Without the pictures, reproduce the records that follow exactly.

------------------------

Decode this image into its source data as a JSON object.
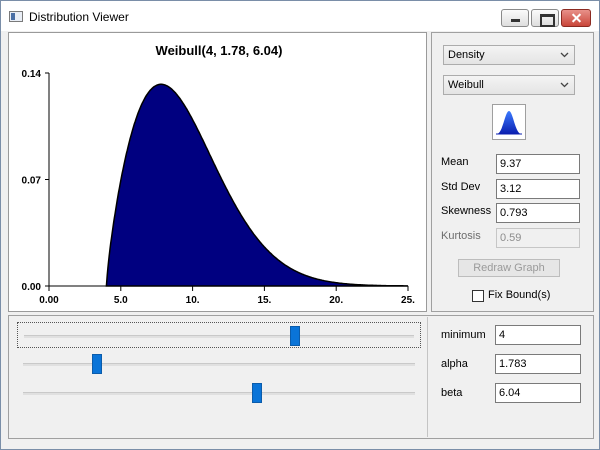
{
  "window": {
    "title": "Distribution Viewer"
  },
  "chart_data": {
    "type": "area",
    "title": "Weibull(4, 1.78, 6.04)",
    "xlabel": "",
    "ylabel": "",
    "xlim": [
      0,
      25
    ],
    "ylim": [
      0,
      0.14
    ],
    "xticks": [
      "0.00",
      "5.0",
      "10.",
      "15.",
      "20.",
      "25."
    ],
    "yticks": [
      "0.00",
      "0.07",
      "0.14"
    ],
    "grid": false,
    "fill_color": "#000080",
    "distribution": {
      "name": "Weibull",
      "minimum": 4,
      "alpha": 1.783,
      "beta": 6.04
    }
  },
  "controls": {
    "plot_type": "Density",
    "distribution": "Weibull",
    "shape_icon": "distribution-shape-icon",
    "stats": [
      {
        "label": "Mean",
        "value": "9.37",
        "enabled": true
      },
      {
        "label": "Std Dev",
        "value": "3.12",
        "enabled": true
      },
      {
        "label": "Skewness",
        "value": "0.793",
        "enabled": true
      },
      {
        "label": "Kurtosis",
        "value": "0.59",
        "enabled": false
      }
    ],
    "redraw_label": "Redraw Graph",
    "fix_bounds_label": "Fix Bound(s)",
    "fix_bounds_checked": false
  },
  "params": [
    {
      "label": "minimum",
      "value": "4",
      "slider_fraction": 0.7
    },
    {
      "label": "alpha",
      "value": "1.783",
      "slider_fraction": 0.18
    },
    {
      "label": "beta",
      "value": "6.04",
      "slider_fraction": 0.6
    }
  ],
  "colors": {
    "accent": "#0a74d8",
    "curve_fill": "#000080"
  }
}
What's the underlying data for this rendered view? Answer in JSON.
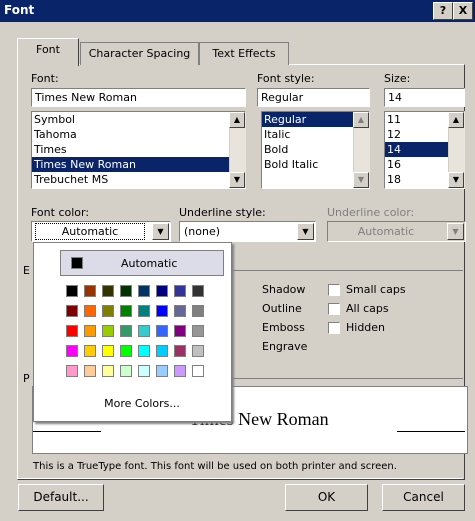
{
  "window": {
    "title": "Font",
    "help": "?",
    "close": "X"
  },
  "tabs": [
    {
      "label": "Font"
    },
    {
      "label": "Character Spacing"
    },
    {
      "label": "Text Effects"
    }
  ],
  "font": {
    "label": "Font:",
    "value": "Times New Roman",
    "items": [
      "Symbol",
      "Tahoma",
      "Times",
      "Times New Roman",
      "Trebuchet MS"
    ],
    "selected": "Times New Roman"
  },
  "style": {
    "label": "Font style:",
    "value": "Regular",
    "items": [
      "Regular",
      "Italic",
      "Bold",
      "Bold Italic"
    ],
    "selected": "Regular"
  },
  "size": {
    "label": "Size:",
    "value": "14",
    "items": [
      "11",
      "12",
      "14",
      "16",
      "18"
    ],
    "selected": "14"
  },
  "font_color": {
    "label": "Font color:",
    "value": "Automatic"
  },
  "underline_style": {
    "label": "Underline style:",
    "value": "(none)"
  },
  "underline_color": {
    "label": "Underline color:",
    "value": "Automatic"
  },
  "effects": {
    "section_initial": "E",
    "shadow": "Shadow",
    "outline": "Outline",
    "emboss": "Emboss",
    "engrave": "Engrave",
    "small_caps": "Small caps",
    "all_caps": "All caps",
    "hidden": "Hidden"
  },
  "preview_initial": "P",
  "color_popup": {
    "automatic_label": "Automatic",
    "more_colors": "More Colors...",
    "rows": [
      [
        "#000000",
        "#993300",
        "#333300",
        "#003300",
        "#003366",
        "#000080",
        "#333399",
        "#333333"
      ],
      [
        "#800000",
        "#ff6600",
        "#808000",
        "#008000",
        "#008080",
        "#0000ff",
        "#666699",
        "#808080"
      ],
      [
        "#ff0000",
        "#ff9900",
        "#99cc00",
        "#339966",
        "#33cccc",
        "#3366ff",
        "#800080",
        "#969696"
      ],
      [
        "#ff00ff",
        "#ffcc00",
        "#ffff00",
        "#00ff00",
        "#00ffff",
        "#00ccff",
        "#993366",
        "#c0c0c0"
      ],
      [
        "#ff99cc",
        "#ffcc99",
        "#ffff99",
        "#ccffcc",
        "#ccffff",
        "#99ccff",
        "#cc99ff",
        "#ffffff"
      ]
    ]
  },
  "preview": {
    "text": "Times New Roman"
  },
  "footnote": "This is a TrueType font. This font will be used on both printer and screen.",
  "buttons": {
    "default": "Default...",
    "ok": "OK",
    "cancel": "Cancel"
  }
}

------------------------

**Answer to the problem**:
Decode this image into its source data as a JSON object.
{
  "window": {
    "title": "Distribution Viewer"
  },
  "chart_data": {
    "type": "area",
    "title": "Weibull(4, 1.78, 6.04)",
    "xlabel": "",
    "ylabel": "",
    "xlim": [
      0,
      25
    ],
    "ylim": [
      0,
      0.14
    ],
    "xticks": [
      "0.00",
      "5.0",
      "10.",
      "15.",
      "20.",
      "25."
    ],
    "yticks": [
      "0.00",
      "0.07",
      "0.14"
    ],
    "grid": false,
    "fill_color": "#000080",
    "distribution": {
      "name": "Weibull",
      "minimum": 4,
      "alpha": 1.783,
      "beta": 6.04
    }
  },
  "controls": {
    "plot_type": "Density",
    "distribution": "Weibull",
    "shape_icon": "distribution-shape-icon",
    "stats": [
      {
        "label": "Mean",
        "value": "9.37",
        "enabled": true
      },
      {
        "label": "Std Dev",
        "value": "3.12",
        "enabled": true
      },
      {
        "label": "Skewness",
        "value": "0.793",
        "enabled": true
      },
      {
        "label": "Kurtosis",
        "value": "0.59",
        "enabled": false
      }
    ],
    "redraw_label": "Redraw Graph",
    "fix_bounds_label": "Fix Bound(s)",
    "fix_bounds_checked": false
  },
  "params": [
    {
      "label": "minimum",
      "value": "4",
      "slider_fraction": 0.7
    },
    {
      "label": "alpha",
      "value": "1.783",
      "slider_fraction": 0.18
    },
    {
      "label": "beta",
      "value": "6.04",
      "slider_fraction": 0.6
    }
  ],
  "colors": {
    "accent": "#0a74d8",
    "curve_fill": "#000080"
  }
}
What's the underlying data for this rendered view? Answer in JSON.
{
  "window": {
    "title": "Font",
    "help": "?",
    "close": "X"
  },
  "tabs": [
    {
      "label": "Font"
    },
    {
      "label": "Character Spacing"
    },
    {
      "label": "Text Effects"
    }
  ],
  "font": {
    "label": "Font:",
    "value": "Times New Roman",
    "items": [
      "Symbol",
      "Tahoma",
      "Times",
      "Times New Roman",
      "Trebuchet MS"
    ],
    "selected": "Times New Roman"
  },
  "style": {
    "label": "Font style:",
    "value": "Regular",
    "items": [
      "Regular",
      "Italic",
      "Bold",
      "Bold Italic"
    ],
    "selected": "Regular"
  },
  "size": {
    "label": "Size:",
    "value": "14",
    "items": [
      "11",
      "12",
      "14",
      "16",
      "18"
    ],
    "selected": "14"
  },
  "font_color": {
    "label": "Font color:",
    "value": "Automatic"
  },
  "underline_style": {
    "label": "Underline style:",
    "value": "(none)"
  },
  "underline_color": {
    "label": "Underline color:",
    "value": "Automatic"
  },
  "effects": {
    "section_initial": "E",
    "shadow": "Shadow",
    "outline": "Outline",
    "emboss": "Emboss",
    "engrave": "Engrave",
    "small_caps": "Small caps",
    "all_caps": "All caps",
    "hidden": "Hidden"
  },
  "preview_initial": "P",
  "color_popup": {
    "automatic_label": "Automatic",
    "more_colors": "More Colors...",
    "rows": [
      [
        "#000000",
        "#993300",
        "#333300",
        "#003300",
        "#003366",
        "#000080",
        "#333399",
        "#333333"
      ],
      [
        "#800000",
        "#ff6600",
        "#808000",
        "#008000",
        "#008080",
        "#0000ff",
        "#666699",
        "#808080"
      ],
      [
        "#ff0000",
        "#ff9900",
        "#99cc00",
        "#339966",
        "#33cccc",
        "#3366ff",
        "#800080",
        "#969696"
      ],
      [
        "#ff00ff",
        "#ffcc00",
        "#ffff00",
        "#00ff00",
        "#00ffff",
        "#00ccff",
        "#993366",
        "#c0c0c0"
      ],
      [
        "#ff99cc",
        "#ffcc99",
        "#ffff99",
        "#ccffcc",
        "#ccffff",
        "#99ccff",
        "#cc99ff",
        "#ffffff"
      ]
    ]
  },
  "preview": {
    "text": "Times New Roman"
  },
  "footnote": "This is a TrueType font. This font will be used on both printer and screen.",
  "buttons": {
    "default": "Default...",
    "ok": "OK",
    "cancel": "Cancel"
  }
}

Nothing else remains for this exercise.